* _Problem to work on_
Restate the records below word for word, and omit the images they hold.

(Records contained in a dataset)
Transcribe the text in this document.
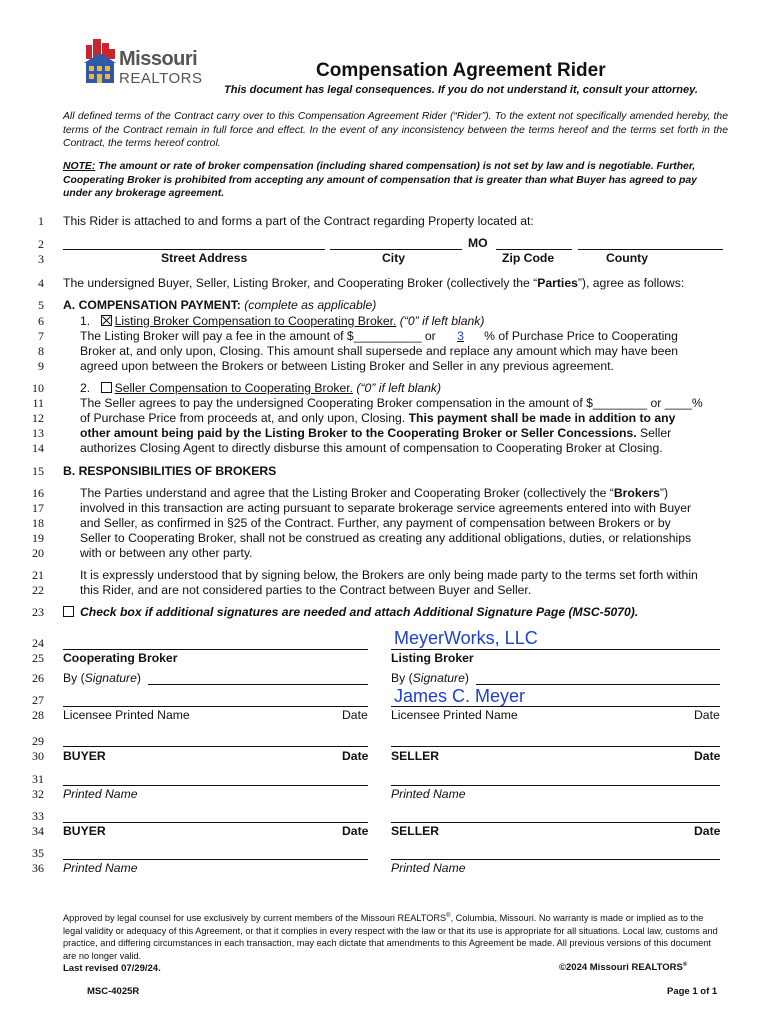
Missouri
REALTORS	Compensation Agreement Rider
This document has legal consequences. If you do not understand it, consult your attorney.
All defined terms of the Contract carry over to this Compensation Agreement Rider (“Rider”). To the extent not specifically amended hereby, the terms of the Contract remain in full force and effect. In the event of any inconsistency between the terms hereof and the terms set forth in the Contract, the terms hereof control.
NOTE: The amount or rate of broker compensation (including shared compensation) is not set by law and is negotiable. Further, Cooperating Broker is prohibited from accepting any amount of compensation that is greater than what Buyer has agreed to pay under any brokerage agreement.
1
2
3
4
5
6
7
8
9
10
11
12
13
14
15
16
17
18
19
20
21
22
23
24
25
26
27
28
29
30
31
32
33
34
35
36
This Rider is attached to and forms a part of the Contract regarding Property located at:
MO
Street Address	City	Zip Code	County
The undersigned Buyer, Seller, Listing Broker, and Cooperating Broker (collectively the “Parties”), agree as follows:
A. COMPENSATION PAYMENT: (complete as applicable)
1. Listing Broker Compensation to Cooperating Broker. (“0” if left blank)
The Listing Broker will pay a fee in the amount of $__________ or 3 % of Purchase Price to Cooperating
Broker at, and only upon, Closing. This amount shall supersede and replace any amount which may have been
agreed upon between the Brokers or between Listing Broker and Seller in any previous agreement.
2. Seller Compensation to Cooperating Broker. (“0” if left blank)
The Seller agrees to pay the undersigned Cooperating Broker compensation in the amount of $________ or ____%
of Purchase Price from proceeds at, and only upon, Closing. This payment shall be made in addition to any
other amount being paid by the Listing Broker to the Cooperating Broker or Seller Concessions. Seller
authorizes Closing Agent to directly disburse this amount of compensation to Cooperating Broker at Closing.
B. RESPONSIBILITIES OF BROKERS
The Parties understand and agree that the Listing Broker and Cooperating Broker (collectively the “Brokers”)
involved in this transaction are acting pursuant to separate brokerage service agreements entered into with Buyer
and Seller, as confirmed in §25 of the Contract. Further, any payment of compensation between Brokers or by
Seller to Cooperating Broker, shall not be construed as creating any additional obligations, duties, or relationships
with or between any other party.
It is expressly understood that by signing below, the Brokers are only being made party to the terms set forth within
this Rider, and are not considered parties to the Contract between Buyer and Seller.
Check box if additional signatures are needed and attach Additional Signature Page (MSC-5070).
MeyerWorks, LLC
Cooperating Broker	Listing Broker
By (Signature)	By (Signature)
James C. Meyer
Licensee Printed Name	Date Licensee Printed Name	Date
BUYER	Date SELLER	Date
Printed Name	Printed Name
BUYER	Date SELLER	Date
Printed Name	Printed Name
Approved by legal counsel for use exclusively by current members of the Missouri REALTORS®, Columbia, Missouri. No warranty is made or implied as to the legal validity or adequacy of this Agreement, or that it complies in every respect with the law or that its use is appropriate for all situations. Local law, customs and practice, and differing circumstances in each transaction, may each dictate that amendments to this Agreement be made. All previous versions of this document are no longer valid.
Last revised 07/29/24.	©2024 Missouri REALTORS®
MSC-4025R	Page 1 of 1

* _Task solution_
Transcribe the text in this document.
Missouri
REALTORS	Compensation Agreement Rider
This document has legal consequences. If you do not understand it, consult your attorney.
All defined terms of the Contract carry over to this Compensation Agreement Rider (“Rider”). To the extent not specifically amended hereby, the terms of the Contract remain in full force and effect. In the event of any inconsistency between the terms hereof and the terms set forth in the Contract, the terms hereof control.
NOTE: The amount or rate of broker compensation (including shared compensation) is not set by law and is negotiable. Further, Cooperating Broker is prohibited from accepting any amount of compensation that is greater than what Buyer has agreed to pay under any brokerage agreement.
1
2
3
4
5
6
7
8
9
10
11
12
13
14
15
16
17
18
19
20
21
22
23
24
25
26
27
28
29
30
31
32
33
34
35
36
This Rider is attached to and forms a part of the Contract regarding Property located at:
MO
Street Address	City	Zip Code	County
The undersigned Buyer, Seller, Listing Broker, and Cooperating Broker (collectively the “Parties”), agree as follows:
A. COMPENSATION PAYMENT: (complete as applicable)
1. Listing Broker Compensation to Cooperating Broker. (“0” if left blank)
The Listing Broker will pay a fee in the amount of $__________ or 3 % of Purchase Price to Cooperating
Broker at, and only upon, Closing. This amount shall supersede and replace any amount which may have been
agreed upon between the Brokers or between Listing Broker and Seller in any previous agreement.
2. Seller Compensation to Cooperating Broker. (“0” if left blank)
The Seller agrees to pay the undersigned Cooperating Broker compensation in the amount of $________ or ____%
of Purchase Price from proceeds at, and only upon, Closing. This payment shall be made in addition to any
other amount being paid by the Listing Broker to the Cooperating Broker or Seller Concessions. Seller
authorizes Closing Agent to directly disburse this amount of compensation to Cooperating Broker at Closing.
B. RESPONSIBILITIES OF BROKERS
The Parties understand and agree that the Listing Broker and Cooperating Broker (collectively the “Brokers”)
involved in this transaction are acting pursuant to separate brokerage service agreements entered into with Buyer
and Seller, as confirmed in §25 of the Contract. Further, any payment of compensation between Brokers or by
Seller to Cooperating Broker, shall not be construed as creating any additional obligations, duties, or relationships
with or between any other party.
It is expressly understood that by signing below, the Brokers are only being made party to the terms set forth within
this Rider, and are not considered parties to the Contract between Buyer and Seller.
Check box if additional signatures are needed and attach Additional Signature Page (MSC-5070).
MeyerWorks, LLC
Cooperating Broker	Listing Broker
By (Signature)	By (Signature)
James C. Meyer
Licensee Printed Name	Date Licensee Printed Name	Date
BUYER	Date SELLER	Date
Printed Name	Printed Name
BUYER	Date SELLER	Date
Printed Name	Printed Name
Approved by legal counsel for use exclusively by current members of the Missouri REALTORS®, Columbia, Missouri. No warranty is made or implied as to the legal validity or adequacy of this Agreement, or that it complies in every respect with the law or that its use is appropriate for all situations. Local law, customs and practice, and differing circumstances in each transaction, may each dictate that amendments to this Agreement be made. All previous versions of this document are no longer valid.
Last revised 07/29/24.	©2024 Missouri REALTORS®
MSC-4025R	Page 1 of 1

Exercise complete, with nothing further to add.